THE REQUEST: All of the data below should be written out exactly.

RECORDS SHOWN:
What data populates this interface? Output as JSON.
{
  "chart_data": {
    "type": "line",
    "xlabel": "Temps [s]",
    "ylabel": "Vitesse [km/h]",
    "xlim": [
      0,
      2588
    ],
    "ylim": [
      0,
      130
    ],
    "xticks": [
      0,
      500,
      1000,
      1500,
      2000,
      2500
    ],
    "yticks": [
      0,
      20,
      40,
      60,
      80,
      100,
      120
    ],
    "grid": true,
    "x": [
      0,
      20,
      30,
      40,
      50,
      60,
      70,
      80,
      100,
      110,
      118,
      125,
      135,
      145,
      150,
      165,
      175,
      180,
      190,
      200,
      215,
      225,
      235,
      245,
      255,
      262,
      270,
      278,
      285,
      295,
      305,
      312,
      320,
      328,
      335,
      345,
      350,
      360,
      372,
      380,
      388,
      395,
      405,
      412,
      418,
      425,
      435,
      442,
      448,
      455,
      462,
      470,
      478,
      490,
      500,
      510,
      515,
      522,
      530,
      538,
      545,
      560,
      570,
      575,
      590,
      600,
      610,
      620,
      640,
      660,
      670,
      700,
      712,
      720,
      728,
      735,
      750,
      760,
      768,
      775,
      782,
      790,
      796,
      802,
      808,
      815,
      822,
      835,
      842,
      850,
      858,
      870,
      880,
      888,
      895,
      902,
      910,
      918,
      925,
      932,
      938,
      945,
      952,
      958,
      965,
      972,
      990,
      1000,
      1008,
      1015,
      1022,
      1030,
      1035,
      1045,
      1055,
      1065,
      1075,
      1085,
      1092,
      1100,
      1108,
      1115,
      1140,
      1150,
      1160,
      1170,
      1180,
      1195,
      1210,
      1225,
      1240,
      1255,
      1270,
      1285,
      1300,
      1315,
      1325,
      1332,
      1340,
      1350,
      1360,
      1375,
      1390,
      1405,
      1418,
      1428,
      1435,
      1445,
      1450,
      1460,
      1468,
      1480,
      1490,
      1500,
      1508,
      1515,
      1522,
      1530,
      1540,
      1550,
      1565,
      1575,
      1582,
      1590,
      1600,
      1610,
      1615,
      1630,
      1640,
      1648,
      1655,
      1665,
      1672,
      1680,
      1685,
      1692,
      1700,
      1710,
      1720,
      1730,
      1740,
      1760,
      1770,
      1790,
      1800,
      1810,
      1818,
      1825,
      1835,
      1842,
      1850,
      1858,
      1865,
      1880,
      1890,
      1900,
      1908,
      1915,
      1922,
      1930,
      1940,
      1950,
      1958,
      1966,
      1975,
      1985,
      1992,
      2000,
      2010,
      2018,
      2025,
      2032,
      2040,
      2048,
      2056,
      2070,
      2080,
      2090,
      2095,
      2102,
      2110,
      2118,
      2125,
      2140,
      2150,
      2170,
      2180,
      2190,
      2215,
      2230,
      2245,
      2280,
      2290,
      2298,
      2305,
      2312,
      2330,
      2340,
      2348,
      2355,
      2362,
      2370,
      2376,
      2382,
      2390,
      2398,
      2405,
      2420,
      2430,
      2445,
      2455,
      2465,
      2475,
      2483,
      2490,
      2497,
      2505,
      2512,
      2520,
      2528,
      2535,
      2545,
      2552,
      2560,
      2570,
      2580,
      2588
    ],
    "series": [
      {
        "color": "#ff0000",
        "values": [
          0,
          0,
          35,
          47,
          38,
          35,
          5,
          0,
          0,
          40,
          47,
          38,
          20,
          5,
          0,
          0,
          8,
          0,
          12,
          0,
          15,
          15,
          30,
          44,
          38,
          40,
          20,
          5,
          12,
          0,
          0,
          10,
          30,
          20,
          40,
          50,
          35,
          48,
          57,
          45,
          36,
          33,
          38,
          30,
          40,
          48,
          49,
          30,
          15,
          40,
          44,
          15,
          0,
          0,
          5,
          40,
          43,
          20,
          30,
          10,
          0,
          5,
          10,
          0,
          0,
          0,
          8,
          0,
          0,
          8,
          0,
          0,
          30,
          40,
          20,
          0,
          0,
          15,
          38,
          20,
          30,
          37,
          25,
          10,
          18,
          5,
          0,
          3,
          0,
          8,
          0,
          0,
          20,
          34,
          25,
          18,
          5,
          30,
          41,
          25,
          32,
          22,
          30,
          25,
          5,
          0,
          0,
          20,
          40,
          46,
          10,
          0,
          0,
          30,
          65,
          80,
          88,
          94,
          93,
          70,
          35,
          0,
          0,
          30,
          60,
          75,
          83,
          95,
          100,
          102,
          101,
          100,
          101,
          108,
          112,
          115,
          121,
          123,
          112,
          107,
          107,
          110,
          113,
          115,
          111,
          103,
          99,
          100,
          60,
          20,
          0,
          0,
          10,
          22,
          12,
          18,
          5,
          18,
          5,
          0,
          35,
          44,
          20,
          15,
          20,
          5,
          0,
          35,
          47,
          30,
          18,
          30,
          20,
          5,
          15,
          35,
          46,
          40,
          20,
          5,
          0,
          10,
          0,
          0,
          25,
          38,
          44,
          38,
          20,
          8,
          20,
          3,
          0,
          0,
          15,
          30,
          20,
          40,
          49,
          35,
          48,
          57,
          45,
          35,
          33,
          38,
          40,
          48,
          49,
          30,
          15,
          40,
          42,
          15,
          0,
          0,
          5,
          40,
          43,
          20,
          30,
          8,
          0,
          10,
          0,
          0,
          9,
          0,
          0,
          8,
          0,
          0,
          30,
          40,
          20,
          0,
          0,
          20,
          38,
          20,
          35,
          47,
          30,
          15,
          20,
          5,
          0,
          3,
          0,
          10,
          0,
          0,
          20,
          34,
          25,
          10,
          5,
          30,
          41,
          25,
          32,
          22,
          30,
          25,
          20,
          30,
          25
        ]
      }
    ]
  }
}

EXERCISE RESULT:
What data populates this interface? Output as JSON.
{
  "chart_data": {
    "type": "line",
    "xlabel": "Temps [s]",
    "ylabel": "Vitesse [km/h]",
    "xlim": [
      0,
      2588
    ],
    "ylim": [
      0,
      130
    ],
    "xticks": [
      0,
      500,
      1000,
      1500,
      2000,
      2500
    ],
    "yticks": [
      0,
      20,
      40,
      60,
      80,
      100,
      120
    ],
    "grid": true,
    "x": [
      0,
      20,
      30,
      40,
      50,
      60,
      70,
      80,
      100,
      110,
      118,
      125,
      135,
      145,
      150,
      165,
      175,
      180,
      190,
      200,
      215,
      225,
      235,
      245,
      255,
      262,
      270,
      278,
      285,
      295,
      305,
      312,
      320,
      328,
      335,
      345,
      350,
      360,
      372,
      380,
      388,
      395,
      405,
      412,
      418,
      425,
      435,
      442,
      448,
      455,
      462,
      470,
      478,
      490,
      500,
      510,
      515,
      522,
      530,
      538,
      545,
      560,
      570,
      575,
      590,
      600,
      610,
      620,
      640,
      660,
      670,
      700,
      712,
      720,
      728,
      735,
      750,
      760,
      768,
      775,
      782,
      790,
      796,
      802,
      808,
      815,
      822,
      835,
      842,
      850,
      858,
      870,
      880,
      888,
      895,
      902,
      910,
      918,
      925,
      932,
      938,
      945,
      952,
      958,
      965,
      972,
      990,
      1000,
      1008,
      1015,
      1022,
      1030,
      1035,
      1045,
      1055,
      1065,
      1075,
      1085,
      1092,
      1100,
      1108,
      1115,
      1140,
      1150,
      1160,
      1170,
      1180,
      1195,
      1210,
      1225,
      1240,
      1255,
      1270,
      1285,
      1300,
      1315,
      1325,
      1332,
      1340,
      1350,
      1360,
      1375,
      1390,
      1405,
      1418,
      1428,
      1435,
      1445,
      1450,
      1460,
      1468,
      1480,
      1490,
      1500,
      1508,
      1515,
      1522,
      1530,
      1540,
      1550,
      1565,
      1575,
      1582,
      1590,
      1600,
      1610,
      1615,
      1630,
      1640,
      1648,
      1655,
      1665,
      1672,
      1680,
      1685,
      1692,
      1700,
      1710,
      1720,
      1730,
      1740,
      1760,
      1770,
      1790,
      1800,
      1810,
      1818,
      1825,
      1835,
      1842,
      1850,
      1858,
      1865,
      1880,
      1890,
      1900,
      1908,
      1915,
      1922,
      1930,
      1940,
      1950,
      1958,
      1966,
      1975,
      1985,
      1992,
      2000,
      2010,
      2018,
      2025,
      2032,
      2040,
      2048,
      2056,
      2070,
      2080,
      2090,
      2095,
      2102,
      2110,
      2118,
      2125,
      2140,
      2150,
      2170,
      2180,
      2190,
      2215,
      2230,
      2245,
      2280,
      2290,
      2298,
      2305,
      2312,
      2330,
      2340,
      2348,
      2355,
      2362,
      2370,
      2376,
      2382,
      2390,
      2398,
      2405,
      2420,
      2430,
      2445,
      2455,
      2465,
      2475,
      2483,
      2490,
      2497,
      2505,
      2512,
      2520,
      2528,
      2535,
      2545,
      2552,
      2560,
      2570,
      2580,
      2588
    ],
    "series": [
      {
        "color": "#ff0000",
        "values": [
          0,
          0,
          35,
          47,
          38,
          35,
          5,
          0,
          0,
          40,
          47,
          38,
          20,
          5,
          0,
          0,
          8,
          0,
          12,
          0,
          15,
          15,
          30,
          44,
          38,
          40,
          20,
          5,
          12,
          0,
          0,
          10,
          30,
          20,
          40,
          50,
          35,
          48,
          57,
          45,
          36,
          33,
          38,
          30,
          40,
          48,
          49,
          30,
          15,
          40,
          44,
          15,
          0,
          0,
          5,
          40,
          43,
          20,
          30,
          10,
          0,
          5,
          10,
          0,
          0,
          0,
          8,
          0,
          0,
          8,
          0,
          0,
          30,
          40,
          20,
          0,
          0,
          15,
          38,
          20,
          30,
          37,
          25,
          10,
          18,
          5,
          0,
          3,
          0,
          8,
          0,
          0,
          20,
          34,
          25,
          18,
          5,
          30,
          41,
          25,
          32,
          22,
          30,
          25,
          5,
          0,
          0,
          20,
          40,
          46,
          10,
          0,
          0,
          30,
          65,
          80,
          88,
          94,
          93,
          70,
          35,
          0,
          0,
          30,
          60,
          75,
          83,
          95,
          100,
          102,
          101,
          100,
          101,
          108,
          112,
          115,
          121,
          123,
          112,
          107,
          107,
          110,
          113,
          115,
          111,
          103,
          99,
          100,
          60,
          20,
          0,
          0,
          10,
          22,
          12,
          18,
          5,
          18,
          5,
          0,
          35,
          44,
          20,
          15,
          20,
          5,
          0,
          35,
          47,
          30,
          18,
          30,
          20,
          5,
          15,
          35,
          46,
          40,
          20,
          5,
          0,
          10,
          0,
          0,
          25,
          38,
          44,
          38,
          20,
          8,
          20,
          3,
          0,
          0,
          15,
          30,
          20,
          40,
          49,
          35,
          48,
          57,
          45,
          35,
          33,
          38,
          40,
          48,
          49,
          30,
          15,
          40,
          42,
          15,
          0,
          0,
          5,
          40,
          43,
          20,
          30,
          8,
          0,
          10,
          0,
          0,
          9,
          0,
          0,
          8,
          0,
          0,
          30,
          40,
          20,
          0,
          0,
          20,
          38,
          20,
          35,
          47,
          30,
          15,
          20,
          5,
          0,
          3,
          0,
          10,
          0,
          0,
          20,
          34,
          25,
          10,
          5,
          30,
          41,
          25,
          32,
          22,
          30,
          25,
          20,
          30,
          25
        ]
      }
    ]
  }
}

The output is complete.